§ THE PROBLEM: Extract all lines in the data that contain the word "Nominal".

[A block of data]
● ● ● ● ●
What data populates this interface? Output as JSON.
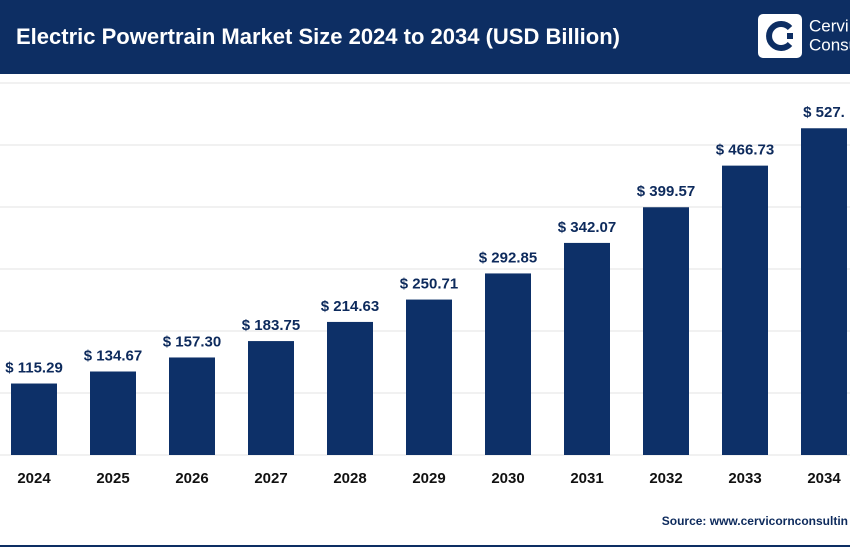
{
  "header": {
    "title": "Electric Powertrain Market Size 2024 to 2034 (USD Billion)",
    "logo_line1": "Cervi",
    "logo_line2": "Consu"
  },
  "chart_data": {
    "type": "bar",
    "categories": [
      "2024",
      "2025",
      "2026",
      "2027",
      "2028",
      "2029",
      "2030",
      "2031",
      "2032",
      "2033",
      "2034"
    ],
    "values": [
      115.29,
      134.67,
      157.3,
      183.75,
      214.63,
      250.71,
      292.85,
      342.07,
      399.57,
      466.73,
      527
    ],
    "value_labels": [
      "$ 115.29",
      "$ 134.67",
      "$ 157.30",
      "$ 183.75",
      "$ 214.63",
      "$ 250.71",
      "$ 292.85",
      "$ 342.07",
      "$ 399.57",
      "$ 466.73",
      "$ 527."
    ],
    "color": "#0d3068",
    "ylim": [
      0,
      600
    ],
    "yticks": [
      0,
      100,
      200,
      300,
      400,
      500,
      600
    ],
    "grid": true
  },
  "source": "Source: www.cervicornconsultin"
}
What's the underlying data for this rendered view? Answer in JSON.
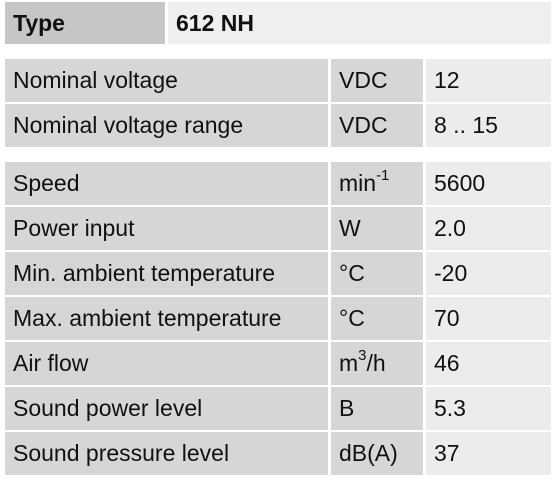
{
  "header": {
    "label": "Type",
    "value": "612 NH"
  },
  "groups": [
    [
      [
        "Nominal voltage",
        "VDC",
        "12"
      ],
      [
        "Nominal voltage range",
        "VDC",
        "8 .. 15"
      ]
    ],
    [
      [
        "Speed",
        {
          "base": "min",
          "sup": "-1"
        },
        "5600"
      ],
      [
        "Power input",
        "W",
        "2.0"
      ],
      [
        "Min. ambient temperature",
        "°C",
        "-20"
      ],
      [
        "Max. ambient temperature",
        "°C",
        "70"
      ],
      [
        "Air flow",
        {
          "base": "m",
          "sup": "3",
          "tail": "/h"
        },
        "46"
      ],
      [
        "Sound power level",
        "B",
        "5.3"
      ],
      [
        "Sound pressure level",
        "dB(A)",
        "37"
      ]
    ]
  ]
}
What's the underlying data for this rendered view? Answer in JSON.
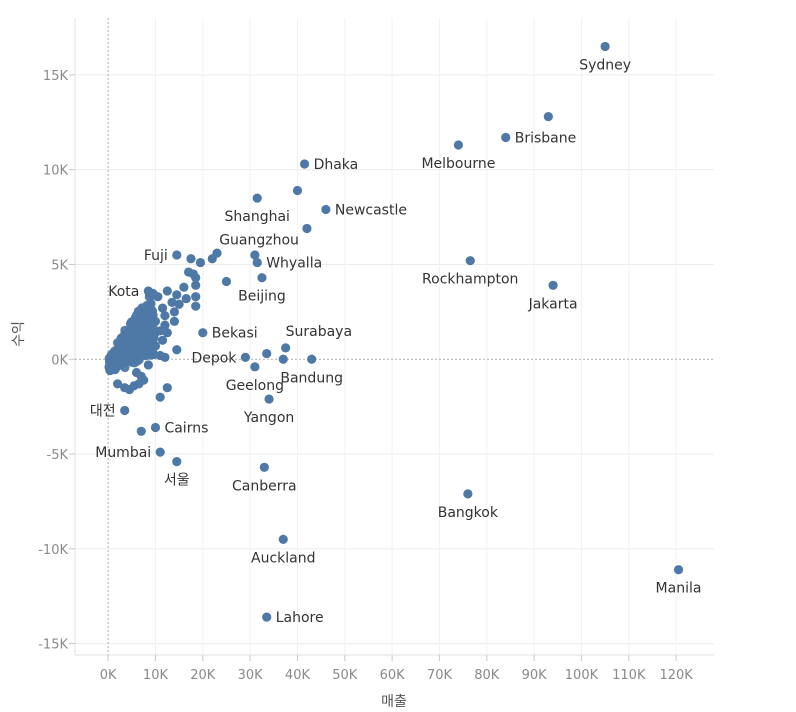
{
  "chart_data": {
    "type": "scatter",
    "title": "",
    "xlabel": "매출",
    "ylabel": "수익",
    "xlim": [
      -7000,
      128000
    ],
    "ylim": [
      -15600,
      18000
    ],
    "x_ticks": [
      {
        "value": 0,
        "label": "0K"
      },
      {
        "value": 10000,
        "label": "10K"
      },
      {
        "value": 20000,
        "label": "20K"
      },
      {
        "value": 30000,
        "label": "30K"
      },
      {
        "value": 40000,
        "label": "40K"
      },
      {
        "value": 50000,
        "label": "50K"
      },
      {
        "value": 60000,
        "label": "60K"
      },
      {
        "value": 70000,
        "label": "70K"
      },
      {
        "value": 80000,
        "label": "80K"
      },
      {
        "value": 90000,
        "label": "90K"
      },
      {
        "value": 100000,
        "label": "100K"
      },
      {
        "value": 110000,
        "label": "110K"
      },
      {
        "value": 120000,
        "label": "120K"
      }
    ],
    "y_ticks": [
      {
        "value": 15000,
        "label": "15K"
      },
      {
        "value": 10000,
        "label": "10K"
      },
      {
        "value": 5000,
        "label": "5K"
      },
      {
        "value": 0,
        "label": "0K"
      },
      {
        "value": -5000,
        "label": "-5K"
      },
      {
        "value": -10000,
        "label": "-10K"
      },
      {
        "value": -15000,
        "label": "-15K"
      }
    ],
    "marker_color": "#4e79a7",
    "labeled_points": [
      {
        "name": "Sydney",
        "x": 105000,
        "y": 16500,
        "anchor": "below"
      },
      {
        "name": "Brisbane",
        "x": 84000,
        "y": 11700,
        "anchor": "right"
      },
      {
        "name": "Melbourne",
        "x": 74000,
        "y": 11300,
        "anchor": "below"
      },
      {
        "name": "Dhaka",
        "x": 41500,
        "y": 10300,
        "anchor": "right"
      },
      {
        "name": "Newcastle",
        "x": 46000,
        "y": 7900,
        "anchor": "right"
      },
      {
        "name": "Shanghai",
        "x": 31500,
        "y": 8500,
        "anchor": "below"
      },
      {
        "name": "Guangzhou",
        "x": 42000,
        "y": 6900,
        "anchor": "below-left"
      },
      {
        "name": "Whyalla",
        "x": 31500,
        "y": 5100,
        "anchor": "right"
      },
      {
        "name": "Fuji",
        "x": 14500,
        "y": 5500,
        "anchor": "left"
      },
      {
        "name": "Rockhampton",
        "x": 76500,
        "y": 5200,
        "anchor": "below"
      },
      {
        "name": "Jakarta",
        "x": 94000,
        "y": 3900,
        "anchor": "below"
      },
      {
        "name": "Beijing",
        "x": 32500,
        "y": 4300,
        "anchor": "below"
      },
      {
        "name": "Kota",
        "x": 8500,
        "y": 3600,
        "anchor": "left"
      },
      {
        "name": "Bekasi",
        "x": 20000,
        "y": 1400,
        "anchor": "right"
      },
      {
        "name": "Surabaya",
        "x": 37500,
        "y": 600,
        "anchor": "above-right"
      },
      {
        "name": "Depok",
        "x": 29000,
        "y": 100,
        "anchor": "left"
      },
      {
        "name": "Bandung",
        "x": 43000,
        "y": 0,
        "anchor": "below"
      },
      {
        "name": "Geelong",
        "x": 31000,
        "y": -400,
        "anchor": "below"
      },
      {
        "name": "Yangon",
        "x": 34000,
        "y": -2100,
        "anchor": "below"
      },
      {
        "name": "대전",
        "x": 3500,
        "y": -2700,
        "anchor": "left"
      },
      {
        "name": "Cairns",
        "x": 10000,
        "y": -3600,
        "anchor": "right"
      },
      {
        "name": "Mumbai",
        "x": 11000,
        "y": -4900,
        "anchor": "left"
      },
      {
        "name": "서울",
        "x": 14500,
        "y": -5400,
        "anchor": "below"
      },
      {
        "name": "Canberra",
        "x": 33000,
        "y": -5700,
        "anchor": "below"
      },
      {
        "name": "Bangkok",
        "x": 76000,
        "y": -7100,
        "anchor": "below"
      },
      {
        "name": "Auckland",
        "x": 37000,
        "y": -9500,
        "anchor": "below"
      },
      {
        "name": "Manila",
        "x": 120500,
        "y": -11100,
        "anchor": "below"
      },
      {
        "name": "Lahore",
        "x": 33500,
        "y": -13600,
        "anchor": "right"
      }
    ],
    "unlabeled_points": [
      {
        "x": 40000,
        "y": 8900
      },
      {
        "x": 93000,
        "y": 12800
      },
      {
        "x": 31000,
        "y": 5500
      },
      {
        "x": 23000,
        "y": 5600
      },
      {
        "x": 22000,
        "y": 5300
      },
      {
        "x": 19500,
        "y": 5100
      },
      {
        "x": 17500,
        "y": 5300
      },
      {
        "x": 17000,
        "y": 4600
      },
      {
        "x": 18000,
        "y": 4500
      },
      {
        "x": 18500,
        "y": 4300
      },
      {
        "x": 25000,
        "y": 4100
      },
      {
        "x": 18500,
        "y": 3900
      },
      {
        "x": 16000,
        "y": 3800
      },
      {
        "x": 12500,
        "y": 3600
      },
      {
        "x": 14500,
        "y": 3400
      },
      {
        "x": 10500,
        "y": 3300
      },
      {
        "x": 18500,
        "y": 3300
      },
      {
        "x": 16500,
        "y": 3200
      },
      {
        "x": 13500,
        "y": 3000
      },
      {
        "x": 15000,
        "y": 2900
      },
      {
        "x": 18500,
        "y": 2800
      },
      {
        "x": 11500,
        "y": 2700
      },
      {
        "x": 14000,
        "y": 2500
      },
      {
        "x": 12000,
        "y": 2300
      },
      {
        "x": 14000,
        "y": 2000
      },
      {
        "x": 10000,
        "y": 2000
      },
      {
        "x": 12000,
        "y": 1800
      },
      {
        "x": 11000,
        "y": 1500
      },
      {
        "x": 12500,
        "y": 1400
      },
      {
        "x": 10000,
        "y": 1400
      },
      {
        "x": 11500,
        "y": 1000
      },
      {
        "x": 10000,
        "y": 700
      },
      {
        "x": 14500,
        "y": 500
      },
      {
        "x": 11000,
        "y": 200
      },
      {
        "x": 12000,
        "y": 100
      },
      {
        "x": 33500,
        "y": 300
      },
      {
        "x": 37000,
        "y": 0
      },
      {
        "x": 8500,
        "y": 2800
      },
      {
        "x": 7500,
        "y": 2200
      },
      {
        "x": 9000,
        "y": 1000
      },
      {
        "x": 7000,
        "y": -900
      },
      {
        "x": 7500,
        "y": -1100
      },
      {
        "x": 6500,
        "y": -1300
      },
      {
        "x": 5500,
        "y": -1400
      },
      {
        "x": 4500,
        "y": -1600
      },
      {
        "x": 3500,
        "y": -1500
      },
      {
        "x": 2000,
        "y": -1300
      },
      {
        "x": 11000,
        "y": -2000
      },
      {
        "x": 12500,
        "y": -1500
      },
      {
        "x": 7000,
        "y": -3800
      },
      {
        "x": 8500,
        "y": -300
      },
      {
        "x": 9500,
        "y": 300
      },
      {
        "x": 6000,
        "y": -700
      }
    ]
  }
}
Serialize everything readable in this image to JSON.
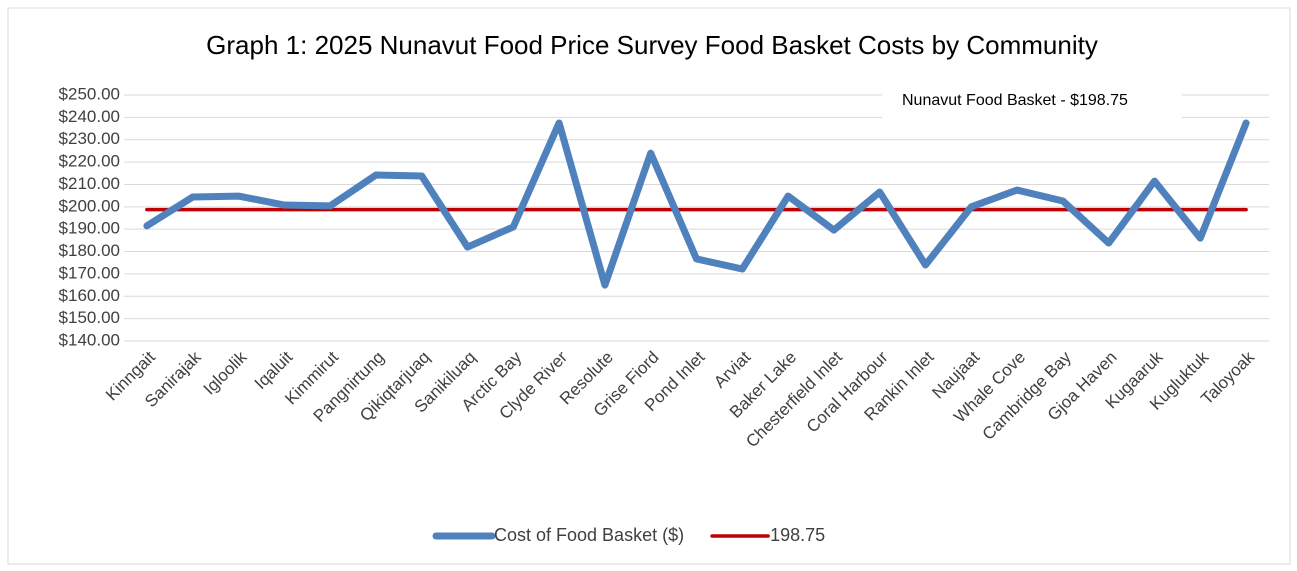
{
  "chart_data": {
    "type": "line",
    "title": "Graph 1: 2025 Nunavut Food Price Survey Food Basket Costs by Community",
    "annotation": "Nunavut Food Basket - $198.75",
    "categories": [
      "Kinngait",
      "Sanirajak",
      "Igloolik",
      "Iqaluit",
      "Kimmirut",
      "Pangnirtung",
      "Qikiqtarjuaq",
      "Sanikiluaq",
      "Arctic Bay",
      "Clyde River",
      "Resolute",
      "Grise Fiord",
      "Pond Inlet",
      "Arviat",
      "Baker Lake",
      "Chesterfield Inlet",
      "Coral Harbour",
      "Rankin Inlet",
      "Naujaat",
      "Whale Cove",
      "Cambridge Bay",
      "Gjoa Haven",
      "Kugaaruk",
      "Kugluktuk",
      "Taloyoak"
    ],
    "series": [
      {
        "name": "Cost of Food Basket ($)",
        "color": "#4f81bd",
        "values": [
          191.5,
          204.4,
          204.8,
          200.8,
          200.4,
          214.2,
          213.8,
          182,
          191,
          237.5,
          165,
          224,
          176.7,
          172.2,
          204.8,
          189.6,
          206.6,
          174,
          200,
          207.5,
          202.6,
          183.8,
          211.5,
          186,
          237.5
        ]
      },
      {
        "name": "198.75",
        "color": "#c00000",
        "values": [
          198.75,
          198.75,
          198.75,
          198.75,
          198.75,
          198.75,
          198.75,
          198.75,
          198.75,
          198.75,
          198.75,
          198.75,
          198.75,
          198.75,
          198.75,
          198.75,
          198.75,
          198.75,
          198.75,
          198.75,
          198.75,
          198.75,
          198.75,
          198.75,
          198.75
        ]
      }
    ],
    "ylim": [
      140,
      250
    ],
    "yticks": [
      {
        "value": 140,
        "label": "$140.00"
      },
      {
        "value": 150,
        "label": "$150.00"
      },
      {
        "value": 160,
        "label": "$160.00"
      },
      {
        "value": 170,
        "label": "$170.00"
      },
      {
        "value": 180,
        "label": "$180.00"
      },
      {
        "value": 190,
        "label": "$190.00"
      },
      {
        "value": 200,
        "label": "$200.00"
      },
      {
        "value": 210,
        "label": "$210.00"
      },
      {
        "value": 220,
        "label": "$220.00"
      },
      {
        "value": 230,
        "label": "$230.00"
      },
      {
        "value": 240,
        "label": "$240.00"
      },
      {
        "value": 250,
        "label": "$250.00"
      }
    ],
    "grid": true,
    "legend": "bottom"
  }
}
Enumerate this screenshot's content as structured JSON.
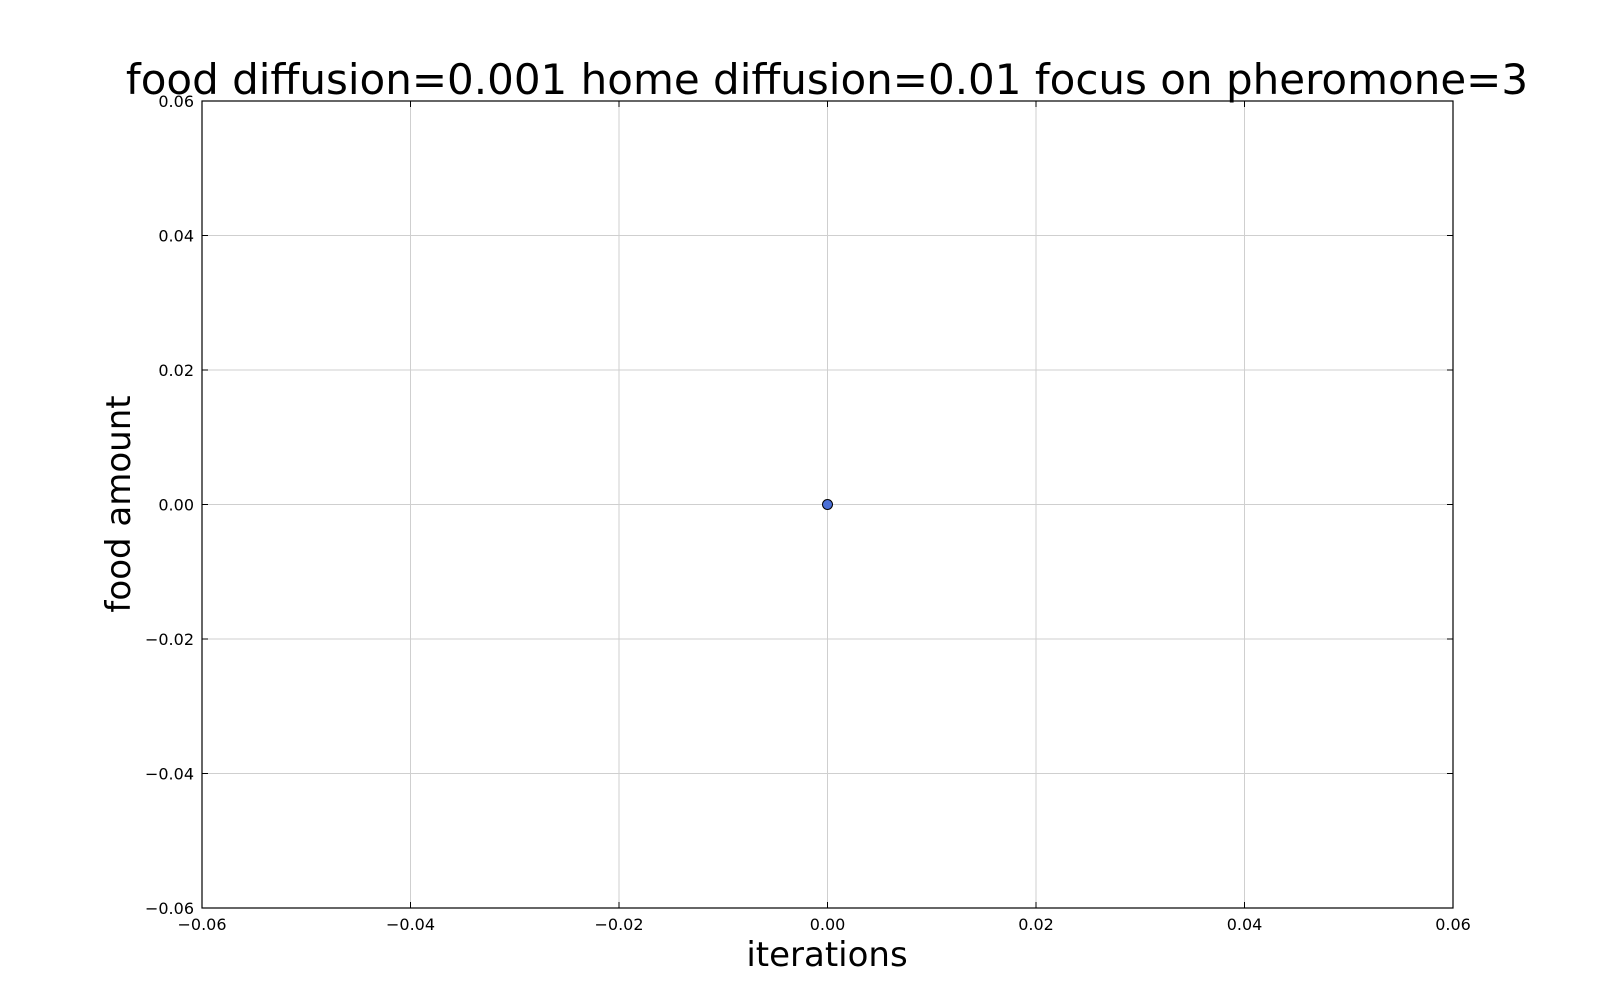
● ● ● ● ●
§ CORRECT RESPONSE:
        "Nominal voltage",
        "Nominal voltage range",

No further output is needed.